(Task instructions): Set out every line bearing the string "title".

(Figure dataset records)
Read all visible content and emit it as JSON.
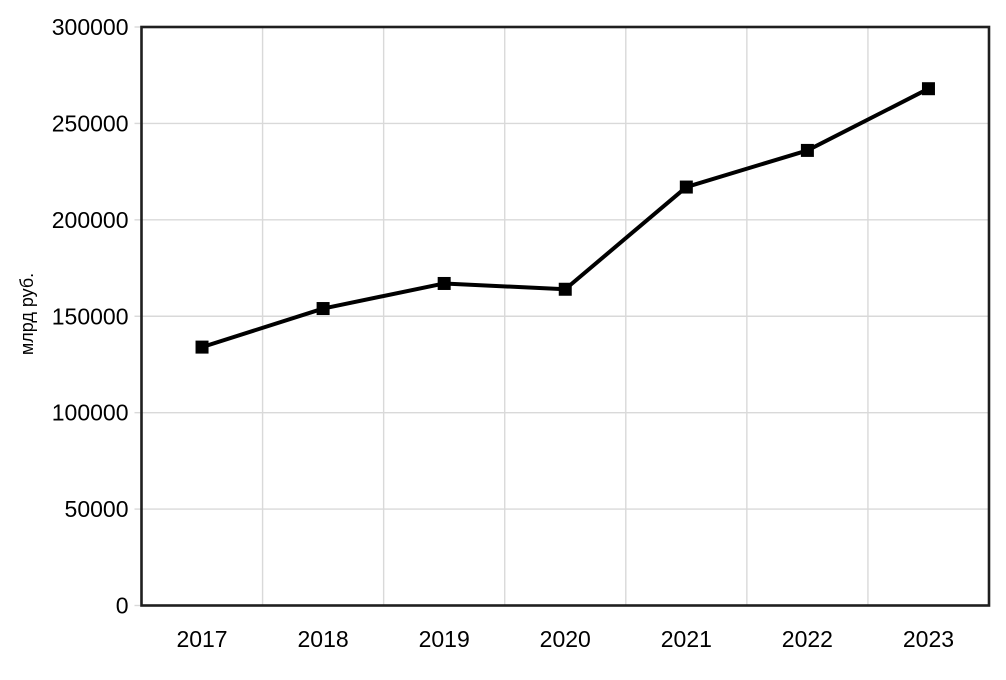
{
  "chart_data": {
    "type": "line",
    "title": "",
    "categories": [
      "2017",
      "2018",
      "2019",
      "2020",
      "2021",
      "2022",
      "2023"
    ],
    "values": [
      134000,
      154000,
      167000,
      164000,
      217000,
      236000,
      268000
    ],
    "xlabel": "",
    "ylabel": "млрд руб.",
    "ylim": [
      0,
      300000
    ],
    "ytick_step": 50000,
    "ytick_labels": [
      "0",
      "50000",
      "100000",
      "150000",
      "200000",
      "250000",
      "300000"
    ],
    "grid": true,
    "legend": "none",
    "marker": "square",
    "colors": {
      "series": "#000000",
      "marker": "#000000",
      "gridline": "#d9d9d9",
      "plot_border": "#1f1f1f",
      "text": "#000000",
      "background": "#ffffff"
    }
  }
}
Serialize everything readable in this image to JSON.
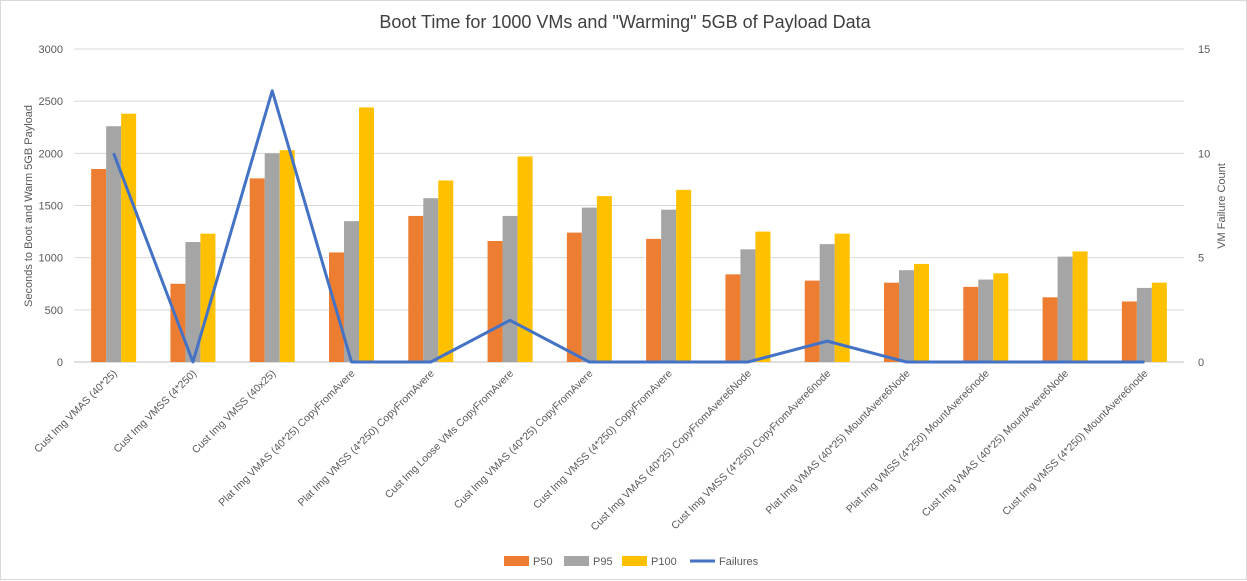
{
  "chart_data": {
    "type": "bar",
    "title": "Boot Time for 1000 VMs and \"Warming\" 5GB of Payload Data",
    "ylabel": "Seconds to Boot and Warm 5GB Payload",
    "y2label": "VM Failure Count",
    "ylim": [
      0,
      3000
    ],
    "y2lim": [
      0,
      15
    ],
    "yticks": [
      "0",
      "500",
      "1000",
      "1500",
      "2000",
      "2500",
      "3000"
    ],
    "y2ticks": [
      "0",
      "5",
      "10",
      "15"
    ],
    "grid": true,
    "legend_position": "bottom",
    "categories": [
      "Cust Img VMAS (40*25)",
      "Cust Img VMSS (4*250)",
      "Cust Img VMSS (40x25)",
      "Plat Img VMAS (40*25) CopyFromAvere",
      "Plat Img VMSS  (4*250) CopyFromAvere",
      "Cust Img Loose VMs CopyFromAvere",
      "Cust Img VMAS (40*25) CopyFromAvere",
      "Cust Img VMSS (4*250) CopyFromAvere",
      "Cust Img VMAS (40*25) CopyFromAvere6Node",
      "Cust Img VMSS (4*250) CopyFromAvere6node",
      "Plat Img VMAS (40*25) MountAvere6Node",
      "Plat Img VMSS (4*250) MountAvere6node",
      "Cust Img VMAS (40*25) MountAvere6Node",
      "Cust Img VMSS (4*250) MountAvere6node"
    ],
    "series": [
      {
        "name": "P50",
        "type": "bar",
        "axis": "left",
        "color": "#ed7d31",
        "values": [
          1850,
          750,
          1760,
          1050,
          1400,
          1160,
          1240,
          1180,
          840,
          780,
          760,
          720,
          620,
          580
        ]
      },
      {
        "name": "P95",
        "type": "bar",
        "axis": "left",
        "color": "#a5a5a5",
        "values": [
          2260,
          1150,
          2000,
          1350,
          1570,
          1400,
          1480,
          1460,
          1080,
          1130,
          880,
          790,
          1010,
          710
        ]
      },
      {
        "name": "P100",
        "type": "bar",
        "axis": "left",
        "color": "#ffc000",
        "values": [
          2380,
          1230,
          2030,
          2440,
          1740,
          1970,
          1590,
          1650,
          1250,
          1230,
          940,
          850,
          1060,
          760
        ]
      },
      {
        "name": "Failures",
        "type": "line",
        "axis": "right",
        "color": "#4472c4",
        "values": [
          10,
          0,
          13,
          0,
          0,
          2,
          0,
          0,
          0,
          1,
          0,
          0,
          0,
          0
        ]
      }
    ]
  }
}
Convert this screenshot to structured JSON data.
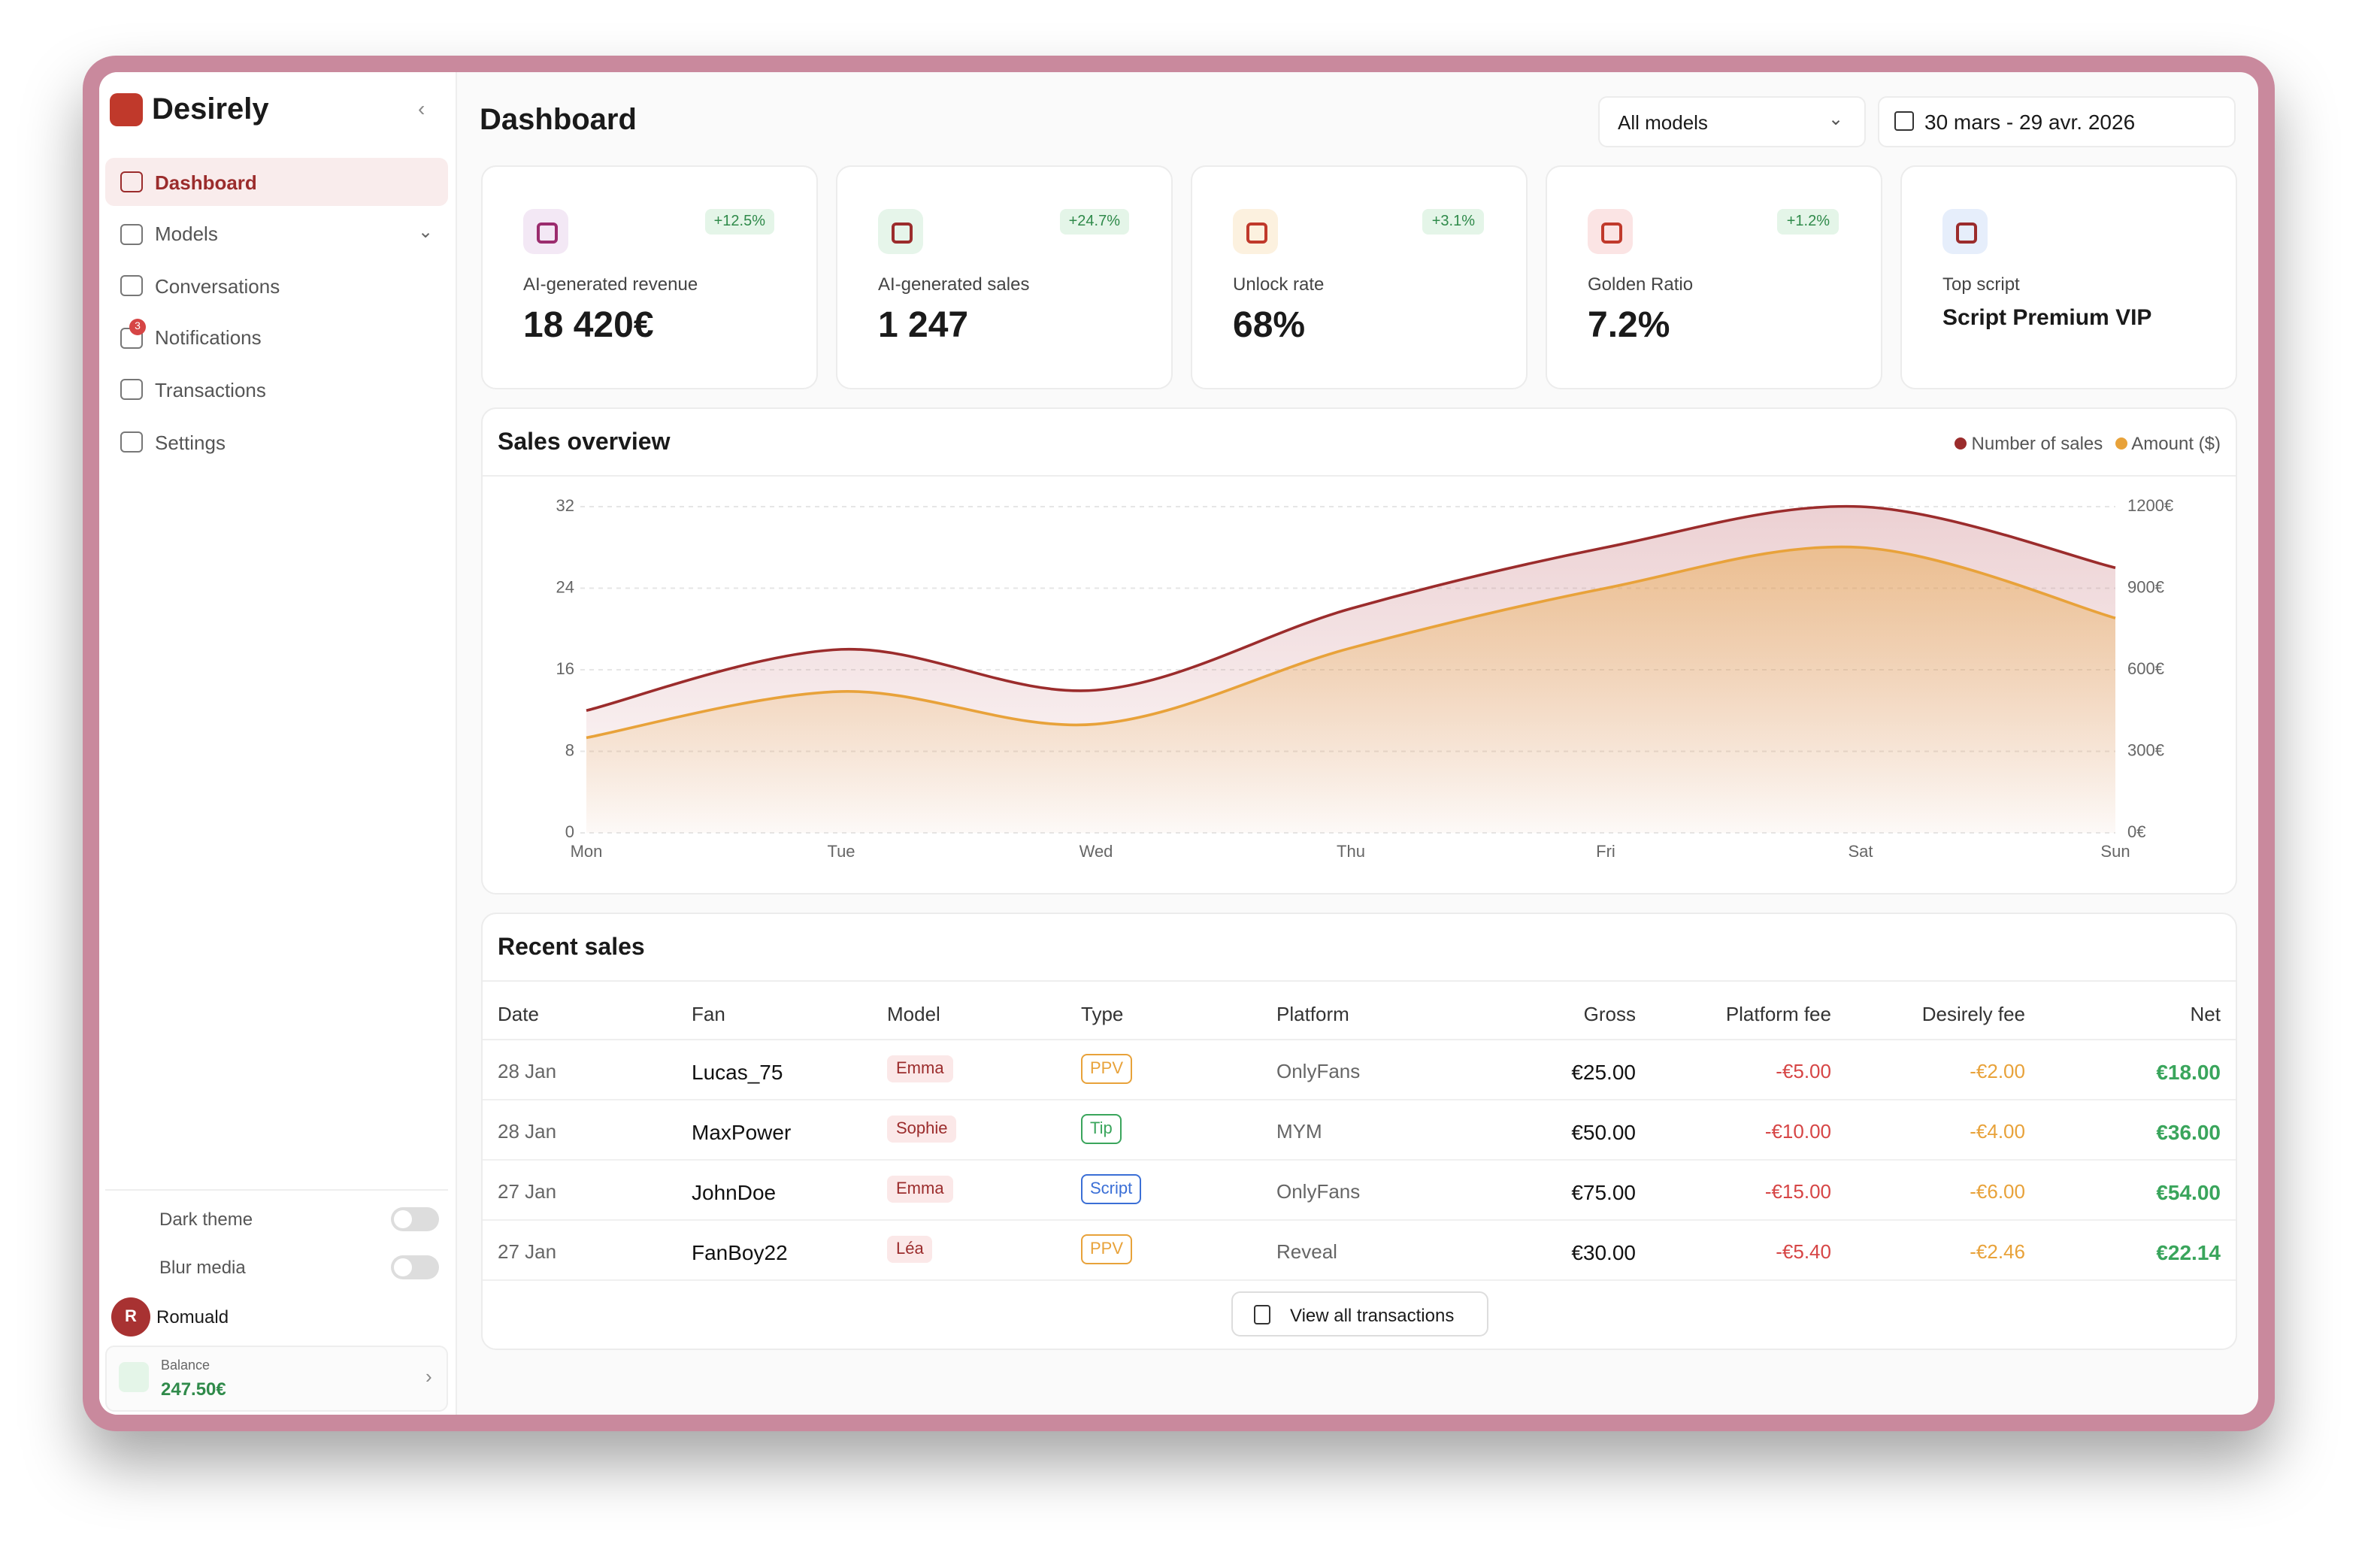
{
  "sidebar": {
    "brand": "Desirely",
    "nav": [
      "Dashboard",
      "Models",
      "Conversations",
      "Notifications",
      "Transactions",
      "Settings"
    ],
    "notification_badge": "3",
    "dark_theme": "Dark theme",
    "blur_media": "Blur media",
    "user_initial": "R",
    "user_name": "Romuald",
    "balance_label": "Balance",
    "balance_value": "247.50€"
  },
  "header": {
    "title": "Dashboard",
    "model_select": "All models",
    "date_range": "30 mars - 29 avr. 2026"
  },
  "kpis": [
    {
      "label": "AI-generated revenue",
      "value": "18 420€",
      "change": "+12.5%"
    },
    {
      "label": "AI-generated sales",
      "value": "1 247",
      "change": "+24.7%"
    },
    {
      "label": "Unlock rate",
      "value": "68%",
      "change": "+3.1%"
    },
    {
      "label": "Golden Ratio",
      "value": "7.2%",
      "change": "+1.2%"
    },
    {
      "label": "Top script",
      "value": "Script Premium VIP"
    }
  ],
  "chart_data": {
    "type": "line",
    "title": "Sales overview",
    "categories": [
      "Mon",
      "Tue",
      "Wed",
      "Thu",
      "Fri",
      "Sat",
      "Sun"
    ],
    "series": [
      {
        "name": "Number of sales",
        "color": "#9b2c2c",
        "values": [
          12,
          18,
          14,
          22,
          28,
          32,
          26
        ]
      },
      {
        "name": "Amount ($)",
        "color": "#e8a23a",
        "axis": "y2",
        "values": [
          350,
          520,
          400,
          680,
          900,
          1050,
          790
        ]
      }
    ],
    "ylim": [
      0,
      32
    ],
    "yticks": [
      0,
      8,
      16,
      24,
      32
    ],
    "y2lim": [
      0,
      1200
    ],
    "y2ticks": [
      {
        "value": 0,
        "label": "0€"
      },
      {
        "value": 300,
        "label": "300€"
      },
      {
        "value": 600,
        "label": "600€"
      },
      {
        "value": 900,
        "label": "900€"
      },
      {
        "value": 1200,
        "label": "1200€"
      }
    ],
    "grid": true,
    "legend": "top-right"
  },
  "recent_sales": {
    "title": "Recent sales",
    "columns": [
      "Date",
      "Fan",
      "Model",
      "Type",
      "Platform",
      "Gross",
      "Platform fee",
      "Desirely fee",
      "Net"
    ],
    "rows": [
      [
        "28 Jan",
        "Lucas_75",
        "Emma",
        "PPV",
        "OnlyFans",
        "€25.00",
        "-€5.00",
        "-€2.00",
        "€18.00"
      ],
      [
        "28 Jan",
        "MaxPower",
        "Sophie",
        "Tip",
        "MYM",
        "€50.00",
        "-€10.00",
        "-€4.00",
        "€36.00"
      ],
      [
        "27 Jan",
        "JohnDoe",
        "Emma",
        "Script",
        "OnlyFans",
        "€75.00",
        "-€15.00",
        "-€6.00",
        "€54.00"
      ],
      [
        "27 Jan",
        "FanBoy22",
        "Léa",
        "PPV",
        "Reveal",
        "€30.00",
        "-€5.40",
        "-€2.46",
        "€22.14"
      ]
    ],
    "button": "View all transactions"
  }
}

(Reply to the exercise):
    "title": "",
    "title": "Boot Time for 1000 VMs and \"Warming\" 5GB of Payload Data",
    "title": "Dashboard",
    "title": "Sales overview",
    "title": "Recent sales",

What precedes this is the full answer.